### STATED TASK
Leave out the pictures and repeat everything else in the records exactly.

[Start EXTRACTED ENTRIES]

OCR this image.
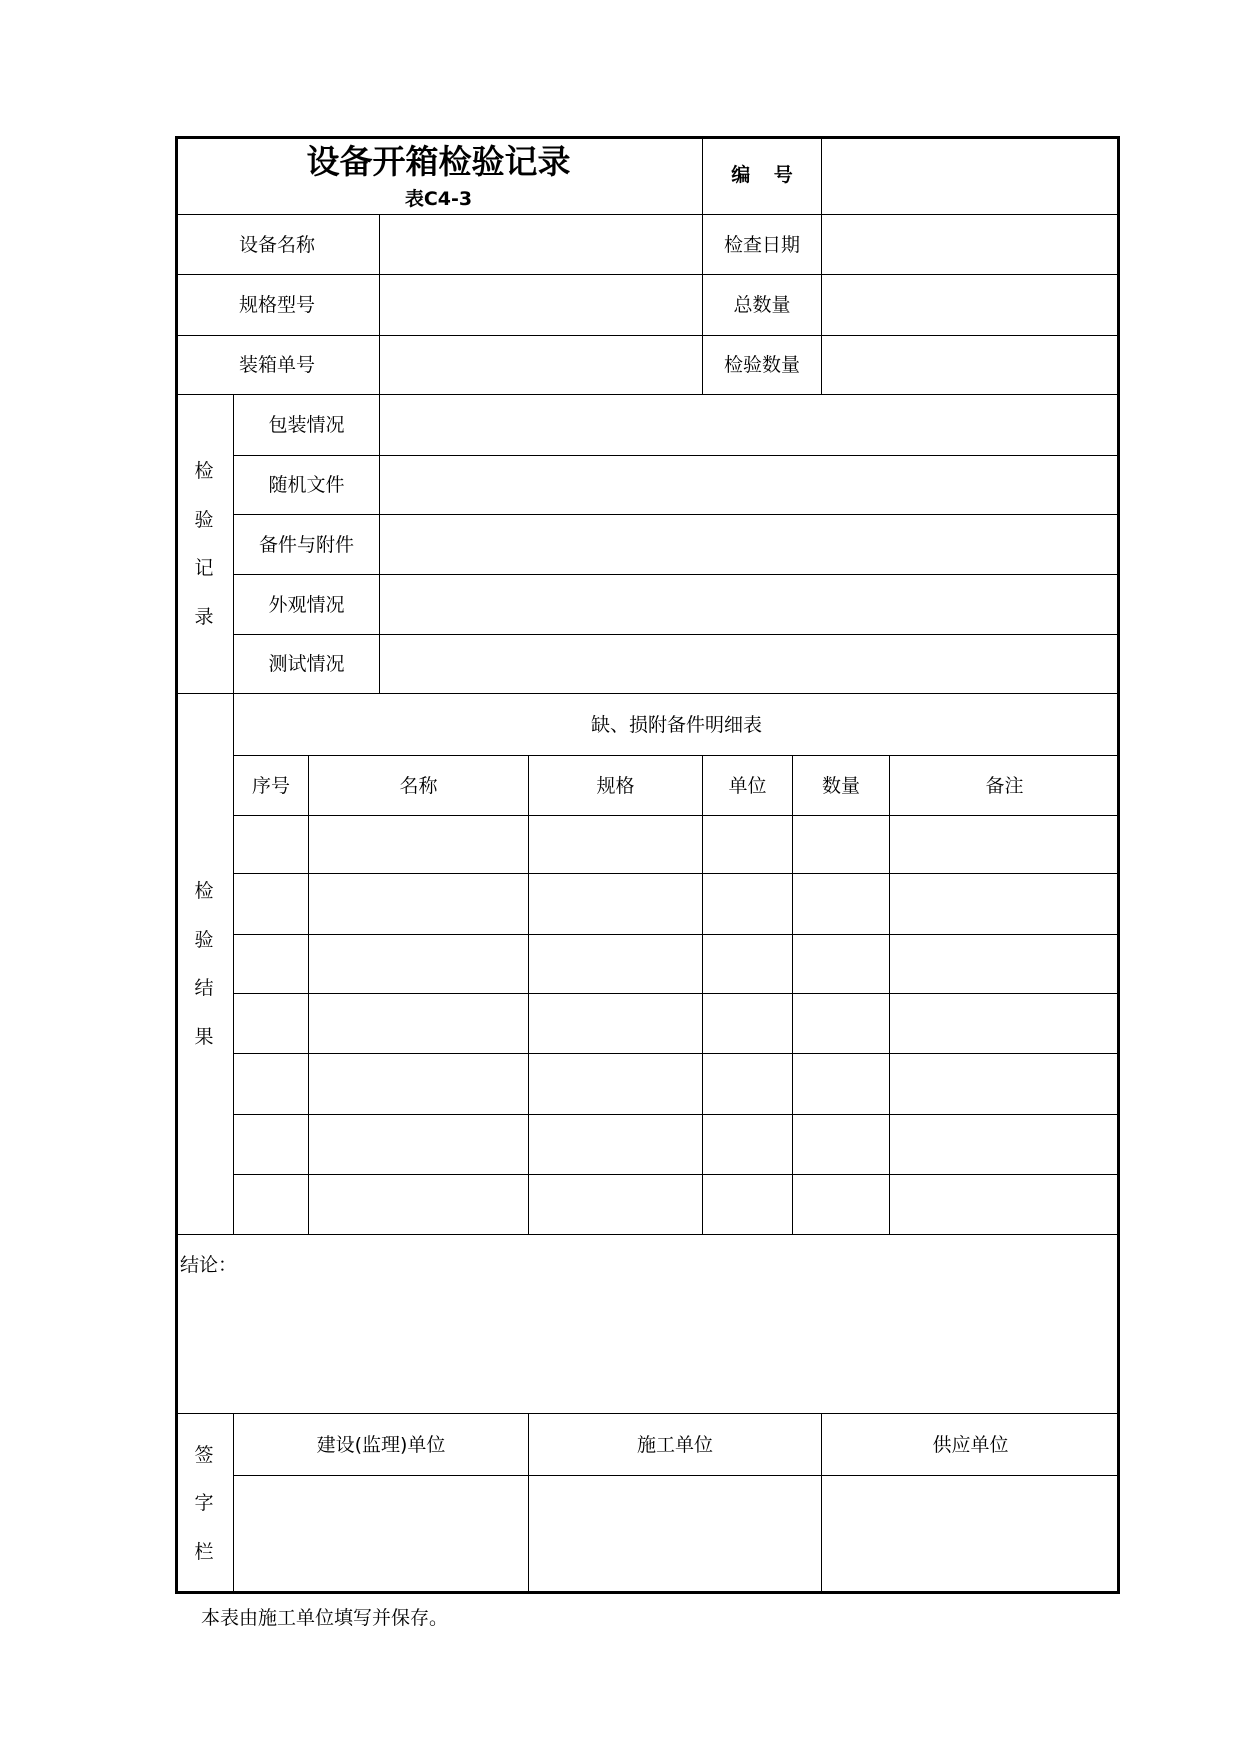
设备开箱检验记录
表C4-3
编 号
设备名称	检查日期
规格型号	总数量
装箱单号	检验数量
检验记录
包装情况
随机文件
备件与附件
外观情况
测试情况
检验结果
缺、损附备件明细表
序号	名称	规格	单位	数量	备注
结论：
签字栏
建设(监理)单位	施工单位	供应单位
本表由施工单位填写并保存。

[End EXTRACTED ENTRIES]

### ANSWER FOR THE TASK
OCR this image.
设备开箱检验记录
表C4-3
编 号
设备名称	检查日期
规格型号	总数量
装箱单号	检验数量
检验记录
包装情况
随机文件
备件与附件
外观情况
测试情况
检验结果
缺、损附备件明细表
序号	名称	规格	单位	数量	备注
结论：
签字栏
建设(监理)单位	施工单位	供应单位
本表由施工单位填写并保存。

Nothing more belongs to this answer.